● Supplied information
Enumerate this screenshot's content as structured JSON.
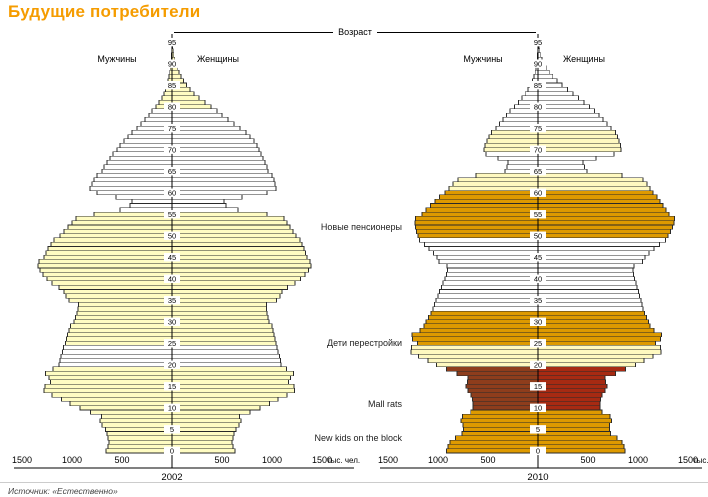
{
  "page": {
    "title": "Будущие потребители",
    "source": "Источник: «Естественно»",
    "accent_color": "#F59C00"
  },
  "labels": {
    "age_axis": "Возраст",
    "unit": "тыс. чел."
  },
  "annotations": [
    {
      "label": "Новые пенсионеры",
      "age": 52
    },
    {
      "label": "Дети перестройки",
      "age": 25
    },
    {
      "label": "Mall rats",
      "age": 11
    },
    {
      "label": "New kids on the block",
      "age": 3
    }
  ],
  "chart_data": [
    {
      "type": "bar",
      "subtype": "population_pyramid",
      "year": "2002",
      "male_label": "Мужчины",
      "female_label": "Женщины",
      "xlim": 1500,
      "x_ticks": [
        1500,
        1000,
        500,
        500,
        1000,
        1500
      ],
      "age_ticks": [
        0,
        5,
        10,
        15,
        20,
        25,
        30,
        35,
        40,
        45,
        50,
        55,
        60,
        65,
        70,
        75,
        80,
        85,
        90,
        95
      ],
      "male": [
        660,
        640,
        630,
        640,
        650,
        665,
        700,
        720,
        705,
        815,
        920,
        1020,
        1105,
        1200,
        1280,
        1270,
        1215,
        1230,
        1265,
        1190,
        1130,
        1120,
        1110,
        1095,
        1085,
        1065,
        1055,
        1045,
        1030,
        1015,
        980,
        965,
        950,
        940,
        935,
        1030,
        1060,
        1080,
        1130,
        1200,
        1250,
        1290,
        1320,
        1340,
        1330,
        1280,
        1260,
        1240,
        1210,
        1180,
        1120,
        1080,
        1040,
        1000,
        960,
        780,
        520,
        420,
        400,
        560,
        750,
        820,
        800,
        780,
        750,
        700,
        680,
        650,
        620,
        590,
        550,
        520,
        480,
        440,
        400,
        350,
        310,
        270,
        230,
        200,
        160,
        130,
        100,
        80,
        65,
        50,
        40,
        30,
        22,
        16,
        11,
        8,
        5,
        3,
        2,
        1
      ],
      "female": [
        630,
        610,
        600,
        610,
        620,
        640,
        670,
        690,
        675,
        780,
        880,
        975,
        1060,
        1150,
        1225,
        1220,
        1165,
        1185,
        1215,
        1145,
        1090,
        1085,
        1075,
        1060,
        1050,
        1040,
        1030,
        1020,
        1010,
        1000,
        970,
        960,
        950,
        945,
        945,
        1045,
        1080,
        1100,
        1155,
        1230,
        1285,
        1330,
        1365,
        1390,
        1380,
        1350,
        1335,
        1320,
        1300,
        1280,
        1240,
        1210,
        1180,
        1150,
        1120,
        950,
        660,
        540,
        520,
        700,
        950,
        1040,
        1030,
        1020,
        1000,
        960,
        950,
        930,
        910,
        890,
        870,
        850,
        820,
        780,
        740,
        680,
        620,
        560,
        500,
        450,
        390,
        330,
        270,
        220,
        180,
        145,
        115,
        90,
        70,
        52,
        38,
        27,
        19,
        13,
        8,
        5
      ],
      "bands": [
        {
          "from": 0,
          "to": 19,
          "fill": "#FFFCC2"
        },
        {
          "from": 20,
          "to": 24,
          "fill": "#FFFFFF"
        },
        {
          "from": 25,
          "to": 55,
          "fill": "#FFFCC2"
        },
        {
          "from": 56,
          "to": 79,
          "fill": "#FFFFFF"
        },
        {
          "from": 80,
          "to": 95,
          "fill": "#FFFCC2"
        }
      ]
    },
    {
      "type": "bar",
      "subtype": "population_pyramid",
      "year": "2010",
      "male_label": "Мужчины",
      "female_label": "Женщины",
      "xlim": 1500,
      "x_ticks": [
        1500,
        1000,
        500,
        500,
        1000,
        1500
      ],
      "age_ticks": [
        0,
        5,
        10,
        15,
        20,
        25,
        30,
        35,
        40,
        45,
        50,
        55,
        60,
        65,
        70,
        75,
        80,
        85,
        90,
        95
      ],
      "male": [
        915,
        900,
        880,
        825,
        760,
        745,
        750,
        770,
        755,
        672,
        650,
        650,
        655,
        670,
        700,
        720,
        705,
        700,
        810,
        915,
        1015,
        1100,
        1195,
        1270,
        1265,
        1205,
        1255,
        1260,
        1180,
        1140,
        1120,
        1095,
        1070,
        1050,
        1035,
        1020,
        1000,
        985,
        965,
        950,
        930,
        915,
        905,
        910,
        990,
        1010,
        1045,
        1090,
        1135,
        1185,
        1200,
        1215,
        1225,
        1230,
        1225,
        1160,
        1120,
        1075,
        1030,
        985,
        930,
        890,
        850,
        800,
        620,
        330,
        310,
        300,
        400,
        520,
        540,
        530,
        510,
        490,
        465,
        420,
        385,
        350,
        315,
        280,
        235,
        195,
        160,
        128,
        100,
        75,
        55,
        40,
        29,
        20,
        14,
        9,
        6,
        4,
        2,
        1
      ],
      "female": [
        870,
        860,
        840,
        790,
        725,
        715,
        715,
        735,
        720,
        640,
        620,
        620,
        625,
        640,
        670,
        690,
        675,
        670,
        775,
        875,
        975,
        1060,
        1150,
        1230,
        1225,
        1175,
        1225,
        1235,
        1160,
        1120,
        1105,
        1085,
        1065,
        1050,
        1040,
        1030,
        1015,
        1005,
        990,
        980,
        965,
        955,
        950,
        960,
        1045,
        1070,
        1110,
        1160,
        1215,
        1275,
        1300,
        1325,
        1345,
        1360,
        1365,
        1310,
        1280,
        1250,
        1220,
        1190,
        1150,
        1120,
        1090,
        1050,
        840,
        490,
        465,
        450,
        580,
        760,
        830,
        825,
        810,
        795,
        775,
        730,
        690,
        650,
        610,
        565,
        515,
        460,
        405,
        350,
        295,
        240,
        190,
        148,
        112,
        82,
        58,
        40,
        27,
        17,
        10,
        6
      ],
      "bands": [
        {
          "from": 0,
          "to": 9,
          "fill": "#DE9A00"
        },
        {
          "from": 10,
          "to": 19,
          "male_fill": "#8E3D1C",
          "female_fill": "#A72A12"
        },
        {
          "from": 20,
          "to": 24,
          "fill": "#FFF9C0"
        },
        {
          "from": 25,
          "to": 32,
          "fill": "#DE9A00"
        },
        {
          "from": 33,
          "to": 49,
          "fill": "#FFFFFF"
        },
        {
          "from": 50,
          "to": 60,
          "fill": "#DE9A00"
        },
        {
          "from": 61,
          "to": 64,
          "fill": "#FFF9C0"
        },
        {
          "from": 65,
          "to": 69,
          "fill": "#FFFFFF"
        },
        {
          "from": 70,
          "to": 74,
          "fill": "#FFF9C0"
        },
        {
          "from": 75,
          "to": 95,
          "fill": "#FFFFFF"
        }
      ]
    }
  ]
}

● Exercise
In your copy, leave out the pictures and reproduce the material above exactly.

● Answer
Enumerate this screenshot's content as structured JSON.
{
  "page": {
    "title": "Будущие потребители",
    "source": "Источник: «Естественно»",
    "accent_color": "#F59C00"
  },
  "labels": {
    "age_axis": "Возраст",
    "unit": "тыс. чел."
  },
  "annotations": [
    {
      "label": "Новые пенсионеры",
      "age": 52
    },
    {
      "label": "Дети перестройки",
      "age": 25
    },
    {
      "label": "Mall rats",
      "age": 11
    },
    {
      "label": "New kids on the block",
      "age": 3
    }
  ],
  "chart_data": [
    {
      "type": "bar",
      "subtype": "population_pyramid",
      "year": "2002",
      "male_label": "Мужчины",
      "female_label": "Женщины",
      "xlim": 1500,
      "x_ticks": [
        1500,
        1000,
        500,
        500,
        1000,
        1500
      ],
      "age_ticks": [
        0,
        5,
        10,
        15,
        20,
        25,
        30,
        35,
        40,
        45,
        50,
        55,
        60,
        65,
        70,
        75,
        80,
        85,
        90,
        95
      ],
      "male": [
        660,
        640,
        630,
        640,
        650,
        665,
        700,
        720,
        705,
        815,
        920,
        1020,
        1105,
        1200,
        1280,
        1270,
        1215,
        1230,
        1265,
        1190,
        1130,
        1120,
        1110,
        1095,
        1085,
        1065,
        1055,
        1045,
        1030,
        1015,
        980,
        965,
        950,
        940,
        935,
        1030,
        1060,
        1080,
        1130,
        1200,
        1250,
        1290,
        1320,
        1340,
        1330,
        1280,
        1260,
        1240,
        1210,
        1180,
        1120,
        1080,
        1040,
        1000,
        960,
        780,
        520,
        420,
        400,
        560,
        750,
        820,
        800,
        780,
        750,
        700,
        680,
        650,
        620,
        590,
        550,
        520,
        480,
        440,
        400,
        350,
        310,
        270,
        230,
        200,
        160,
        130,
        100,
        80,
        65,
        50,
        40,
        30,
        22,
        16,
        11,
        8,
        5,
        3,
        2,
        1
      ],
      "female": [
        630,
        610,
        600,
        610,
        620,
        640,
        670,
        690,
        675,
        780,
        880,
        975,
        1060,
        1150,
        1225,
        1220,
        1165,
        1185,
        1215,
        1145,
        1090,
        1085,
        1075,
        1060,
        1050,
        1040,
        1030,
        1020,
        1010,
        1000,
        970,
        960,
        950,
        945,
        945,
        1045,
        1080,
        1100,
        1155,
        1230,
        1285,
        1330,
        1365,
        1390,
        1380,
        1350,
        1335,
        1320,
        1300,
        1280,
        1240,
        1210,
        1180,
        1150,
        1120,
        950,
        660,
        540,
        520,
        700,
        950,
        1040,
        1030,
        1020,
        1000,
        960,
        950,
        930,
        910,
        890,
        870,
        850,
        820,
        780,
        740,
        680,
        620,
        560,
        500,
        450,
        390,
        330,
        270,
        220,
        180,
        145,
        115,
        90,
        70,
        52,
        38,
        27,
        19,
        13,
        8,
        5
      ],
      "bands": [
        {
          "from": 0,
          "to": 19,
          "fill": "#FFFCC2"
        },
        {
          "from": 20,
          "to": 24,
          "fill": "#FFFFFF"
        },
        {
          "from": 25,
          "to": 55,
          "fill": "#FFFCC2"
        },
        {
          "from": 56,
          "to": 79,
          "fill": "#FFFFFF"
        },
        {
          "from": 80,
          "to": 95,
          "fill": "#FFFCC2"
        }
      ]
    },
    {
      "type": "bar",
      "subtype": "population_pyramid",
      "year": "2010",
      "male_label": "Мужчины",
      "female_label": "Женщины",
      "xlim": 1500,
      "x_ticks": [
        1500,
        1000,
        500,
        500,
        1000,
        1500
      ],
      "age_ticks": [
        0,
        5,
        10,
        15,
        20,
        25,
        30,
        35,
        40,
        45,
        50,
        55,
        60,
        65,
        70,
        75,
        80,
        85,
        90,
        95
      ],
      "male": [
        915,
        900,
        880,
        825,
        760,
        745,
        750,
        770,
        755,
        672,
        650,
        650,
        655,
        670,
        700,
        720,
        705,
        700,
        810,
        915,
        1015,
        1100,
        1195,
        1270,
        1265,
        1205,
        1255,
        1260,
        1180,
        1140,
        1120,
        1095,
        1070,
        1050,
        1035,
        1020,
        1000,
        985,
        965,
        950,
        930,
        915,
        905,
        910,
        990,
        1010,
        1045,
        1090,
        1135,
        1185,
        1200,
        1215,
        1225,
        1230,
        1225,
        1160,
        1120,
        1075,
        1030,
        985,
        930,
        890,
        850,
        800,
        620,
        330,
        310,
        300,
        400,
        520,
        540,
        530,
        510,
        490,
        465,
        420,
        385,
        350,
        315,
        280,
        235,
        195,
        160,
        128,
        100,
        75,
        55,
        40,
        29,
        20,
        14,
        9,
        6,
        4,
        2,
        1
      ],
      "female": [
        870,
        860,
        840,
        790,
        725,
        715,
        715,
        735,
        720,
        640,
        620,
        620,
        625,
        640,
        670,
        690,
        675,
        670,
        775,
        875,
        975,
        1060,
        1150,
        1230,
        1225,
        1175,
        1225,
        1235,
        1160,
        1120,
        1105,
        1085,
        1065,
        1050,
        1040,
        1030,
        1015,
        1005,
        990,
        980,
        965,
        955,
        950,
        960,
        1045,
        1070,
        1110,
        1160,
        1215,
        1275,
        1300,
        1325,
        1345,
        1360,
        1365,
        1310,
        1280,
        1250,
        1220,
        1190,
        1150,
        1120,
        1090,
        1050,
        840,
        490,
        465,
        450,
        580,
        760,
        830,
        825,
        810,
        795,
        775,
        730,
        690,
        650,
        610,
        565,
        515,
        460,
        405,
        350,
        295,
        240,
        190,
        148,
        112,
        82,
        58,
        40,
        27,
        17,
        10,
        6
      ],
      "bands": [
        {
          "from": 0,
          "to": 9,
          "fill": "#DE9A00"
        },
        {
          "from": 10,
          "to": 19,
          "male_fill": "#8E3D1C",
          "female_fill": "#A72A12"
        },
        {
          "from": 20,
          "to": 24,
          "fill": "#FFF9C0"
        },
        {
          "from": 25,
          "to": 32,
          "fill": "#DE9A00"
        },
        {
          "from": 33,
          "to": 49,
          "fill": "#FFFFFF"
        },
        {
          "from": 50,
          "to": 60,
          "fill": "#DE9A00"
        },
        {
          "from": 61,
          "to": 64,
          "fill": "#FFF9C0"
        },
        {
          "from": 65,
          "to": 69,
          "fill": "#FFFFFF"
        },
        {
          "from": 70,
          "to": 74,
          "fill": "#FFF9C0"
        },
        {
          "from": 75,
          "to": 95,
          "fill": "#FFFFFF"
        }
      ]
    }
  ]
}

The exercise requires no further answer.